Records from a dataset
++++++++++++++++++++
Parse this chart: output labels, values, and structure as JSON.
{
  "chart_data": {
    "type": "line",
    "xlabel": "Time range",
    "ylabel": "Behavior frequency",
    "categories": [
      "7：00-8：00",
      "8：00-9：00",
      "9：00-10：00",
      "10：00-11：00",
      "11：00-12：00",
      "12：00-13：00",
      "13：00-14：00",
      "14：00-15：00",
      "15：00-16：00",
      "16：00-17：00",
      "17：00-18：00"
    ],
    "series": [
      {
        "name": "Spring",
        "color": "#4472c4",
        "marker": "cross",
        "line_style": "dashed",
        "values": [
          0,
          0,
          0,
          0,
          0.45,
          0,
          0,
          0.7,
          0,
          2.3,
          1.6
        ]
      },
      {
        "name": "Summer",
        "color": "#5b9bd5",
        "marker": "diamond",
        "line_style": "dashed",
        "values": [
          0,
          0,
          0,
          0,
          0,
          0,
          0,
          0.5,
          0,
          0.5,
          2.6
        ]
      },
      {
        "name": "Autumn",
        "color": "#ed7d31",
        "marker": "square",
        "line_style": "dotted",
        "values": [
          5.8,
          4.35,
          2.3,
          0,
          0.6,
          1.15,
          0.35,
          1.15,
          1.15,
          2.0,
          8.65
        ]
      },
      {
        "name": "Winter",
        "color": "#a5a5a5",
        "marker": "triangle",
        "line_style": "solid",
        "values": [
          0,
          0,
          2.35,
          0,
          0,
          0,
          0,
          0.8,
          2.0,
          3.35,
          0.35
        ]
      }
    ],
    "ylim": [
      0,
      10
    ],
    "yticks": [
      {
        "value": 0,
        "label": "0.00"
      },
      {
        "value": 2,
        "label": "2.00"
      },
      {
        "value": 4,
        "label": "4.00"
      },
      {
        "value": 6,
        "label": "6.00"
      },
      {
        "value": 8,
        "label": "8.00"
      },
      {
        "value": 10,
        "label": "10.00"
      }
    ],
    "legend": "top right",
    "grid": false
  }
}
++++++++++++++++++++
Scan the records for the string "name". Copy each line in which it appears.

        "name": "Spring",
        "name": "Summer",
        "name": "Autumn",
        "name": "Winter",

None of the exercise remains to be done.